Problem requirements: Please return the full listing below without altering anything.

Rows from a figure dataset:

┌──

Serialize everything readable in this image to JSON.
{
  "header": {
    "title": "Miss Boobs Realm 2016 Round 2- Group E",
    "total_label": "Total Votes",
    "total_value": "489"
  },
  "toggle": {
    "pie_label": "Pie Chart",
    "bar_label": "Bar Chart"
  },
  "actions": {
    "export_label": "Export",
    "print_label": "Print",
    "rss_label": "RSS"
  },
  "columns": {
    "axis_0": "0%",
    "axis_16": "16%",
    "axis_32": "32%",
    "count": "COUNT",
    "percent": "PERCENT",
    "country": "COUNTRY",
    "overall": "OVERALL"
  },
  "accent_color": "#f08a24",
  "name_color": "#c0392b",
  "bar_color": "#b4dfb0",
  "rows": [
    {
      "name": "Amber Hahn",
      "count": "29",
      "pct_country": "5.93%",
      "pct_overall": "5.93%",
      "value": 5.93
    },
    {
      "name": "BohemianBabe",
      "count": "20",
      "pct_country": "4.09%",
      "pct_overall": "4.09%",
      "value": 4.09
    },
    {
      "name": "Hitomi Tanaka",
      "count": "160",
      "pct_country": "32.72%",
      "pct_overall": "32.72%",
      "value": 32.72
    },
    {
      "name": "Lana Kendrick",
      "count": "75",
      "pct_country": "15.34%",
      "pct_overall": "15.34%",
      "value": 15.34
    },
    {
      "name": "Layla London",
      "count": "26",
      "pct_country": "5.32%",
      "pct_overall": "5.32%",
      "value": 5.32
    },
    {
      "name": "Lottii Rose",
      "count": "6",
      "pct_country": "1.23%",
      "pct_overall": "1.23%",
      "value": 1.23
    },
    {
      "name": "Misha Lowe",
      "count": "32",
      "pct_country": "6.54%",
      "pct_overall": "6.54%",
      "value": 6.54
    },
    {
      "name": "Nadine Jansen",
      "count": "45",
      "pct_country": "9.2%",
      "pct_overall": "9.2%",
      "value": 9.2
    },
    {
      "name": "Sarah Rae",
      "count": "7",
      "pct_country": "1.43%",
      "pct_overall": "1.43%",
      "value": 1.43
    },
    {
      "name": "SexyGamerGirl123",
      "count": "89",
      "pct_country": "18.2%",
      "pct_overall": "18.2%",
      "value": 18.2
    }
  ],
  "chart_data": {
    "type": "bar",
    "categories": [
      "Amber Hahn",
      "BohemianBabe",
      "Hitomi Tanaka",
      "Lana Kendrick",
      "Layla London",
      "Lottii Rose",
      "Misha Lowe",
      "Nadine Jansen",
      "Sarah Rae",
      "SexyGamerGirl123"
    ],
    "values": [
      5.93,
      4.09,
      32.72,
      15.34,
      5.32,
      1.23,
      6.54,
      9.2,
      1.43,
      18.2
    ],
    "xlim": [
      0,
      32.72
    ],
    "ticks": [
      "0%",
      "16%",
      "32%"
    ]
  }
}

└──

Expected answer:
Serialize everything readable in this image to JSON.
{
  "header": {
    "title": "Miss Boobs Realm 2016 Round 2- Group E",
    "total_label": "Total Votes",
    "total_value": "489"
  },
  "toggle": {
    "pie_label": "Pie Chart",
    "bar_label": "Bar Chart"
  },
  "actions": {
    "export_label": "Export",
    "print_label": "Print",
    "rss_label": "RSS"
  },
  "columns": {
    "axis_0": "0%",
    "axis_16": "16%",
    "axis_32": "32%",
    "count": "COUNT",
    "percent": "PERCENT",
    "country": "COUNTRY",
    "overall": "OVERALL"
  },
  "accent_color": "#f08a24",
  "name_color": "#c0392b",
  "bar_color": "#b4dfb0",
  "rows": [
    {
      "name": "Amber Hahn",
      "count": "29",
      "pct_country": "5.93%",
      "pct_overall": "5.93%",
      "value": 5.93
    },
    {
      "name": "BohemianBabe",
      "count": "20",
      "pct_country": "4.09%",
      "pct_overall": "4.09%",
      "value": 4.09
    },
    {
      "name": "Hitomi Tanaka",
      "count": "160",
      "pct_country": "32.72%",
      "pct_overall": "32.72%",
      "value": 32.72
    },
    {
      "name": "Lana Kendrick",
      "count": "75",
      "pct_country": "15.34%",
      "pct_overall": "15.34%",
      "value": 15.34
    },
    {
      "name": "Layla London",
      "count": "26",
      "pct_country": "5.32%",
      "pct_overall": "5.32%",
      "value": 5.32
    },
    {
      "name": "Lottii Rose",
      "count": "6",
      "pct_country": "1.23%",
      "pct_overall": "1.23%",
      "value": 1.23
    },
    {
      "name": "Misha Lowe",
      "count": "32",
      "pct_country": "6.54%",
      "pct_overall": "6.54%",
      "value": 6.54
    },
    {
      "name": "Nadine Jansen",
      "count": "45",
      "pct_country": "9.2%",
      "pct_overall": "9.2%",
      "value": 9.2
    },
    {
      "name": "Sarah Rae",
      "count": "7",
      "pct_country": "1.43%",
      "pct_overall": "1.43%",
      "value": 1.43
    },
    {
      "name": "SexyGamerGirl123",
      "count": "89",
      "pct_country": "18.2%",
      "pct_overall": "18.2%",
      "value": 18.2
    }
  ],
  "chart_data": {
    "type": "bar",
    "categories": [
      "Amber Hahn",
      "BohemianBabe",
      "Hitomi Tanaka",
      "Lana Kendrick",
      "Layla London",
      "Lottii Rose",
      "Misha Lowe",
      "Nadine Jansen",
      "Sarah Rae",
      "SexyGamerGirl123"
    ],
    "values": [
      5.93,
      4.09,
      32.72,
      15.34,
      5.32,
      1.23,
      6.54,
      9.2,
      1.43,
      18.2
    ],
    "xlim": [
      0,
      32.72
    ],
    "ticks": [
      "0%",
      "16%",
      "32%"
    ]
  }
}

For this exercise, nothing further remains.